Task objective: Print out every line, exactly as written.

====

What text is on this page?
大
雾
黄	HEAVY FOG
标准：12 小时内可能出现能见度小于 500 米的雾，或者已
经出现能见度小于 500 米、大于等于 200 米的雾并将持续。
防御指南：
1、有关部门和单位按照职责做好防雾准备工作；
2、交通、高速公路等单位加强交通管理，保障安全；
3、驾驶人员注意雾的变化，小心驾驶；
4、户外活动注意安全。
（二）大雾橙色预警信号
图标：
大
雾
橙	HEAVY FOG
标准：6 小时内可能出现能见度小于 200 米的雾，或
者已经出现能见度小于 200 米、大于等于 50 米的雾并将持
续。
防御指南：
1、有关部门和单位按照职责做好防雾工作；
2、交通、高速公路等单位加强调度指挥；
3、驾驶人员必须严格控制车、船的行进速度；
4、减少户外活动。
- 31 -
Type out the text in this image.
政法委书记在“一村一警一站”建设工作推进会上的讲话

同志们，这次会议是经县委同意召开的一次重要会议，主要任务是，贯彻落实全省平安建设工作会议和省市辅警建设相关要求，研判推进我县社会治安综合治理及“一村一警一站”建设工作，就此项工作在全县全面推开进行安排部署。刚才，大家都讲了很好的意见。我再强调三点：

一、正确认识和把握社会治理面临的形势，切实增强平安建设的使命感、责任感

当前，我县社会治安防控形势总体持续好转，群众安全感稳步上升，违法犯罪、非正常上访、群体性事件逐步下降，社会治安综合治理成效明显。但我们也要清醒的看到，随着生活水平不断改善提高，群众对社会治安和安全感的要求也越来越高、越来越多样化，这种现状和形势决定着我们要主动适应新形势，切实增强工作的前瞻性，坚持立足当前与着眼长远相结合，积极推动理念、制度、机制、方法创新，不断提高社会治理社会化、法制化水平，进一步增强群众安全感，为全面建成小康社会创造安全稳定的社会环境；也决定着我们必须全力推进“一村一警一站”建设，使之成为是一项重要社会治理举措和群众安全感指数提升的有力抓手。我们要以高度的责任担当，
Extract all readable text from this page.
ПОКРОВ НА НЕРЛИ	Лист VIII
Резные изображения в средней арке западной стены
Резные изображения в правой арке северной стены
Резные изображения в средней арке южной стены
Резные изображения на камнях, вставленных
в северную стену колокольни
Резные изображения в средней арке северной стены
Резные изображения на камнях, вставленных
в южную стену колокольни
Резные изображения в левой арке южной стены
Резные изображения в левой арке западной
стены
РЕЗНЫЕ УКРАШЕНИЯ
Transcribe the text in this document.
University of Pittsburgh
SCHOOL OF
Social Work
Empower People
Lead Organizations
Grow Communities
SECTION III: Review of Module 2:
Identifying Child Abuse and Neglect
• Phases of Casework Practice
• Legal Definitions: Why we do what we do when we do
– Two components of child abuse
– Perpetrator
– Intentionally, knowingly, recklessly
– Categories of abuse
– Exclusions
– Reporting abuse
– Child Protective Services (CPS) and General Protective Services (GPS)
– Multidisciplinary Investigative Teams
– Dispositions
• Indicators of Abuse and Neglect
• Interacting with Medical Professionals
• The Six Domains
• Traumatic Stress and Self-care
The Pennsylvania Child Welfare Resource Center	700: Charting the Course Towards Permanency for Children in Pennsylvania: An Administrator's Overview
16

====

Response:
What text is on this page?
大
雾
黄	HEAVY FOG
标准：12 小时内可能出现能见度小于 500 米的雾，或者已
经出现能见度小于 500 米、大于等于 200 米的雾并将持续。
防御指南：
1、有关部门和单位按照职责做好防雾准备工作；
2、交通、高速公路等单位加强交通管理，保障安全；
3、驾驶人员注意雾的变化，小心驾驶；
4、户外活动注意安全。
（二）大雾橙色预警信号
图标：
大
雾
橙	HEAVY FOG
标准：6 小时内可能出现能见度小于 200 米的雾，或
者已经出现能见度小于 200 米、大于等于 50 米的雾并将持
续。
防御指南：
1、有关部门和单位按照职责做好防雾工作；
2、交通、高速公路等单位加强调度指挥；
3、驾驶人员必须严格控制车、船的行进速度；
4、减少户外活动。
- 31 -
Type out the text in this image.
政法委书记在“一村一警一站”建设工作推进会上的讲话

同志们，这次会议是经县委同意召开的一次重要会议，主要任务是，贯彻落实全省平安建设工作会议和省市辅警建设相关要求，研判推进我县社会治安综合治理及“一村一警一站”建设工作，就此项工作在全县全面推开进行安排部署。刚才，大家都讲了很好的意见。我再强调三点：

一、正确认识和把握社会治理面临的形势，切实增强平安建设的使命感、责任感

当前，我县社会治安防控形势总体持续好转，群众安全感稳步上升，违法犯罪、非正常上访、群体性事件逐步下降，社会治安综合治理成效明显。但我们也要清醒的看到，随着生活水平不断改善提高，群众对社会治安和安全感的要求也越来越高、越来越多样化，这种现状和形势决定着我们要主动适应新形势，切实增强工作的前瞻性，坚持立足当前与着眼长远相结合，积极推动理念、制度、机制、方法创新，不断提高社会治理社会化、法制化水平，进一步增强群众安全感，为全面建成小康社会创造安全稳定的社会环境；也决定着我们必须全力推进“一村一警一站”建设，使之成为是一项重要社会治理举措和群众安全感指数提升的有力抓手。我们要以高度的责任担当，
Extract all readable text from this page.
ПОКРОВ НА НЕРЛИ	Лист VIII
Резные изображения в средней арке западной стены
Резные изображения в правой арке северной стены
Резные изображения в средней арке южной стены
Резные изображения на камнях, вставленных
в северную стену колокольни
Резные изображения в средней арке северной стены
Резные изображения на камнях, вставленных
в южную стену колокольни
Резные изображения в левой арке южной стены
Резные изображения в левой арке западной
стены
РЕЗНЫЕ УКРАШЕНИЯ
Transcribe the text in this document.
University of Pittsburgh
SCHOOL OF
Social Work
Empower People
Lead Organizations
Grow Communities
SECTION III: Review of Module 2:
Identifying Child Abuse and Neglect
• Phases of Casework Practice
• Legal Definitions: Why we do what we do when we do
– Two components of child abuse
– Perpetrator
– Intentionally, knowingly, recklessly
– Categories of abuse
– Exclusions
– Reporting abuse
– Child Protective Services (CPS) and General Protective Services (GPS)
– Multidisciplinary Investigative Teams
– Dispositions
• Indicators of Abuse and Neglect
• Interacting with Medical Professionals
• The Six Domains
• Traumatic Stress and Self-care
The Pennsylvania Child Welfare Resource Center	700: Charting the Course Towards Permanency for Children in Pennsylvania: An Administrator's Overview
16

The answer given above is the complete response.